◆ **What the task asks**
Below are the records. List every line holding the word "image".

◆ **Input for this task**
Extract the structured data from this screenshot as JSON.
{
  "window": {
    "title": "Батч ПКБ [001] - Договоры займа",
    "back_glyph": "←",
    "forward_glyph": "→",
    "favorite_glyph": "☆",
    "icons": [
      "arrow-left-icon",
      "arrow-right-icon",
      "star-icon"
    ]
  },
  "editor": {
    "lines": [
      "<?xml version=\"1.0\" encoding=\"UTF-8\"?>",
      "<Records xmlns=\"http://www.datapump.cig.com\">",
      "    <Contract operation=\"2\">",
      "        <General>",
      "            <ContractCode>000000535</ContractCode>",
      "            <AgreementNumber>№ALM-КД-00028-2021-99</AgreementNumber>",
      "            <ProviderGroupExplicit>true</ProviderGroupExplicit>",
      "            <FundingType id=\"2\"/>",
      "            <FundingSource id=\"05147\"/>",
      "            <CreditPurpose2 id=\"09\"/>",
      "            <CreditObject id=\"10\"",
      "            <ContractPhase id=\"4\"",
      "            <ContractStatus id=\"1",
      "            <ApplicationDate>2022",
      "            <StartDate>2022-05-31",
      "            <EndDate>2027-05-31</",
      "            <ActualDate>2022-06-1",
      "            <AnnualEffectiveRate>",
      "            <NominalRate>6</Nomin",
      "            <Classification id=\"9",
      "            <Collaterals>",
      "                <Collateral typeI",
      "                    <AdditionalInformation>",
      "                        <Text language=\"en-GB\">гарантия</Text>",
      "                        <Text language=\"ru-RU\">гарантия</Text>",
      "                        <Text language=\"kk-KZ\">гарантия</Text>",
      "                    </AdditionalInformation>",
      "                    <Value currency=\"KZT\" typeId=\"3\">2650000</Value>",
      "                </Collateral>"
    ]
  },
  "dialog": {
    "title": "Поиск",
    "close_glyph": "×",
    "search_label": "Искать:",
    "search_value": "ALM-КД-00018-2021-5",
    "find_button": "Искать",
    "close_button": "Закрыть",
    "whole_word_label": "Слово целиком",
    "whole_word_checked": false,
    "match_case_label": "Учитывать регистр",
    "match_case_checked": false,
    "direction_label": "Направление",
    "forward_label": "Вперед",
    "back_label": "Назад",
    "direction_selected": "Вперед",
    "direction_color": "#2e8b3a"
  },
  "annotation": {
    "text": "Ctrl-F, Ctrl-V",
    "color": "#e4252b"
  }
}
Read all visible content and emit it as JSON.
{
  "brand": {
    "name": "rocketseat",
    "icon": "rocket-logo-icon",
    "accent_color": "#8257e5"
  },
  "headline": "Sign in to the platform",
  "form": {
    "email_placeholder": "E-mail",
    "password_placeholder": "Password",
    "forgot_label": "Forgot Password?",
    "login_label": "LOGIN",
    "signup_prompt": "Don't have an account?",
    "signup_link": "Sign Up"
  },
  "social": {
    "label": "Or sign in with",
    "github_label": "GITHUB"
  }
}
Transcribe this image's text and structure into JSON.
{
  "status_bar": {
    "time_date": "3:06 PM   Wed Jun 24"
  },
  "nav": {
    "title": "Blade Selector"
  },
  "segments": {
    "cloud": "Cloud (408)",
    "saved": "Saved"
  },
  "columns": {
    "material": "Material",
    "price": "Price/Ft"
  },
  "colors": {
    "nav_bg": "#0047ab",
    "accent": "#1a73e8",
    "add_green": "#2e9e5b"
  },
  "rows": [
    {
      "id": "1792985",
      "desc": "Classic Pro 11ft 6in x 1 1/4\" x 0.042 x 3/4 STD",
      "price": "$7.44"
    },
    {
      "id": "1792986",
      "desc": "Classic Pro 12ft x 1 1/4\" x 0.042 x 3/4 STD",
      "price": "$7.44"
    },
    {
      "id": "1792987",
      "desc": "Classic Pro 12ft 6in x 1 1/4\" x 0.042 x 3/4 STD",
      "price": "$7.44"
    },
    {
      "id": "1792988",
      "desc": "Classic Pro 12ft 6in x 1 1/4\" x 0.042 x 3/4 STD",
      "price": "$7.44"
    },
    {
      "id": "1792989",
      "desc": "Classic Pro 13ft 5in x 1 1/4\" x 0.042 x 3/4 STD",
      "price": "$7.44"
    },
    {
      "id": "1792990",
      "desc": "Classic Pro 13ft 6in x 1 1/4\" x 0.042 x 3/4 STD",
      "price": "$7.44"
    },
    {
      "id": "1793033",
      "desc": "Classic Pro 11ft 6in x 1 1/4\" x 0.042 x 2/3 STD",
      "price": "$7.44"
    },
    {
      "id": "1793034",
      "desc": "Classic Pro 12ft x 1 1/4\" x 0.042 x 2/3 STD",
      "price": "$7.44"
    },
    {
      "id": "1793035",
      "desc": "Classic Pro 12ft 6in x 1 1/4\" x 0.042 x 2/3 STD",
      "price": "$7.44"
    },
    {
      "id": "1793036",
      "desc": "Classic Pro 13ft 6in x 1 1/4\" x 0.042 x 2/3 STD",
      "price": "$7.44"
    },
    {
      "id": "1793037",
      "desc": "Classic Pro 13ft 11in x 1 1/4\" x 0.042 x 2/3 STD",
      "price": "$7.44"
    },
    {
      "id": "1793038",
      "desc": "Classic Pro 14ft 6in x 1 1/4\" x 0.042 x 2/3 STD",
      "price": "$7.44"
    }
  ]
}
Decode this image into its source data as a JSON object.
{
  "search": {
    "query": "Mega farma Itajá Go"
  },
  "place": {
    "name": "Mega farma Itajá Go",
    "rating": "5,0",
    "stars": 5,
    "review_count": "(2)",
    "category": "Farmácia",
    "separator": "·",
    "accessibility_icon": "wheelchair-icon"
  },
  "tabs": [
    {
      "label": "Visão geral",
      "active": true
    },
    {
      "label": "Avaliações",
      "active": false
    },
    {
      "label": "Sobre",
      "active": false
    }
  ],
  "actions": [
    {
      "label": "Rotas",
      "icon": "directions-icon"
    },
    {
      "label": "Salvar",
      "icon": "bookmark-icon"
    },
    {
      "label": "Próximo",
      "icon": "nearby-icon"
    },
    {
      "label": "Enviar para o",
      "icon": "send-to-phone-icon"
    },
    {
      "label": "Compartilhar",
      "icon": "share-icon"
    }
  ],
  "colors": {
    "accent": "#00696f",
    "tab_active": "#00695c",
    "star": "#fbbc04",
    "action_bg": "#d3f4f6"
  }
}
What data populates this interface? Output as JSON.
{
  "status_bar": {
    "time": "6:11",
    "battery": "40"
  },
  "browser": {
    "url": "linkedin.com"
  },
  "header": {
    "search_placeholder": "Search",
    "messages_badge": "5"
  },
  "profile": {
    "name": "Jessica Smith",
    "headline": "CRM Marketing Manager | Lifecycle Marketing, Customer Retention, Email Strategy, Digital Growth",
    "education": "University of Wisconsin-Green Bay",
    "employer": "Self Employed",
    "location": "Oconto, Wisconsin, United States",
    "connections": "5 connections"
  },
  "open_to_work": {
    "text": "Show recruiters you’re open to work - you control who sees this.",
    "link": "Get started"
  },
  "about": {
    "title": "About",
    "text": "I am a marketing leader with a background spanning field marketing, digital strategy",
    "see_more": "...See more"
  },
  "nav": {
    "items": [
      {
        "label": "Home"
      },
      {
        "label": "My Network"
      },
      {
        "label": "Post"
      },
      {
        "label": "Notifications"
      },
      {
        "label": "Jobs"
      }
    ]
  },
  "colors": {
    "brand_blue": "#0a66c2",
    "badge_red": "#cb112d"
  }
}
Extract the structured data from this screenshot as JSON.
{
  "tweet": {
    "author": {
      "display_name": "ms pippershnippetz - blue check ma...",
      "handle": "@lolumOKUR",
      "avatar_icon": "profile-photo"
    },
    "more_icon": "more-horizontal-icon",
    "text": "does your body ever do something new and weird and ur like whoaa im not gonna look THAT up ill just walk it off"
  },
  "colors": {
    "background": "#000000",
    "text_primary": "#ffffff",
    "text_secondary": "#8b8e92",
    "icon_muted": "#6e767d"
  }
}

◆ **Solution to the problem**
Transcribe this image's text and structure into JSON.
Decode this image into its source data as a JSON object.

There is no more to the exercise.